RECORDS TO USE:
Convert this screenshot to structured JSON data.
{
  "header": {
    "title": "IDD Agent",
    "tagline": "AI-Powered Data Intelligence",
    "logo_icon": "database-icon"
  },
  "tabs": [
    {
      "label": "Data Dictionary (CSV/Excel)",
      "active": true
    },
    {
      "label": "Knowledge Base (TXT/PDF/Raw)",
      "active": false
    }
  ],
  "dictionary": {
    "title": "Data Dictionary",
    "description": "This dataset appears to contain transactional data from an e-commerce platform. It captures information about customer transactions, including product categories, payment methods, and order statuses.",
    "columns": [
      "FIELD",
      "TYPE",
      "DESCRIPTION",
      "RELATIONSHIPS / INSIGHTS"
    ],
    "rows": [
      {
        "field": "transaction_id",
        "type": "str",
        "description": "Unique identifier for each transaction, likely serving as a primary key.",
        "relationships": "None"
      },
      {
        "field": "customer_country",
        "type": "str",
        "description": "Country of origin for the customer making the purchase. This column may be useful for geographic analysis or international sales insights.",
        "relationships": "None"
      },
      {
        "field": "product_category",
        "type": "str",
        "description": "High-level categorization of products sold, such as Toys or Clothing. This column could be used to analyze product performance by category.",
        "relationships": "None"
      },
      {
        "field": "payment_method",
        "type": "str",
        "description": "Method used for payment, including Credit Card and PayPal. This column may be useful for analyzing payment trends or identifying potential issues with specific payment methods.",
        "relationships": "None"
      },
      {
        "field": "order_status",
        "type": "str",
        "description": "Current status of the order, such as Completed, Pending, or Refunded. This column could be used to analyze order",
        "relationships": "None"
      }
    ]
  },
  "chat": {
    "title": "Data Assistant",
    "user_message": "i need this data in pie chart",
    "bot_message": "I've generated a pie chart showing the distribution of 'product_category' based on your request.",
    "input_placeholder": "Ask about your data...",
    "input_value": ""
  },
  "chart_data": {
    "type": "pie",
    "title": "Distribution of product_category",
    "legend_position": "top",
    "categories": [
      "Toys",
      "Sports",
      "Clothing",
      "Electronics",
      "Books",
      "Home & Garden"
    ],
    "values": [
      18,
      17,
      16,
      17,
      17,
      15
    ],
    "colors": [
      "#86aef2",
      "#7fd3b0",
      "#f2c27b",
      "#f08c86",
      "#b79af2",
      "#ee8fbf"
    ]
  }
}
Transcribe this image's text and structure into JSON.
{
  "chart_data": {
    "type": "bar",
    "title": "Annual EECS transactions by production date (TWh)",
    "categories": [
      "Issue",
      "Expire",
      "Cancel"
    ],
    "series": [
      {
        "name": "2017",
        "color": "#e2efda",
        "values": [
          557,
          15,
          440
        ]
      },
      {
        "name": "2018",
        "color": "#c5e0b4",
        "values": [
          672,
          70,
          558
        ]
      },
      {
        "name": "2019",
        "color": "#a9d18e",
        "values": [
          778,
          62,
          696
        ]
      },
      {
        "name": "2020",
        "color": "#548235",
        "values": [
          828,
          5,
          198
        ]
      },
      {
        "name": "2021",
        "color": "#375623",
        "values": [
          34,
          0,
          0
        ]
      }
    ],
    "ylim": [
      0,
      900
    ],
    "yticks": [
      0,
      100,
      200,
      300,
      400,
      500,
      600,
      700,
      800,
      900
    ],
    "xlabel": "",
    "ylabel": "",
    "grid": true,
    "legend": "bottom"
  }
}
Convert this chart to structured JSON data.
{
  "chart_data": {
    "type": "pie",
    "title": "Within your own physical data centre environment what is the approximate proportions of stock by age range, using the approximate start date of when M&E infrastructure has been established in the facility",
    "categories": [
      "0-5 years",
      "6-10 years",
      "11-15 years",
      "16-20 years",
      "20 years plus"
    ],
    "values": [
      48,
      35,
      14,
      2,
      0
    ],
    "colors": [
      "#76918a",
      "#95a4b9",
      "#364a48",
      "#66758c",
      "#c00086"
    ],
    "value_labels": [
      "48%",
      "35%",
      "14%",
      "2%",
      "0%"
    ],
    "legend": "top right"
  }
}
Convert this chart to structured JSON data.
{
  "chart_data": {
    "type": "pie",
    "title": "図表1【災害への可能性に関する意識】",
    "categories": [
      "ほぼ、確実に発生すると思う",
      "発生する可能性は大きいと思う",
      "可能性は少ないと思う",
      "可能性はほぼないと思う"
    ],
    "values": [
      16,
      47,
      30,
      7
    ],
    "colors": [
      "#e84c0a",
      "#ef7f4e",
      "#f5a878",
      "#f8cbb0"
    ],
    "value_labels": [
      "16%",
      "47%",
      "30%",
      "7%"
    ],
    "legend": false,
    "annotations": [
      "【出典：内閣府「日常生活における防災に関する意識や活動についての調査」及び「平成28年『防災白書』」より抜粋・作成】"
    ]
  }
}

JOB: Read the entries and pick out all lines that include the word "such".

EXERCISE RESULT:
        "description": "High-level categorization of products sold, such as Toys or Clothing. This column could be used to analyze product performance by category.",
        "description": "Current status of the order, such as Completed, Pending, or Refunded. This column could be used to analyze order",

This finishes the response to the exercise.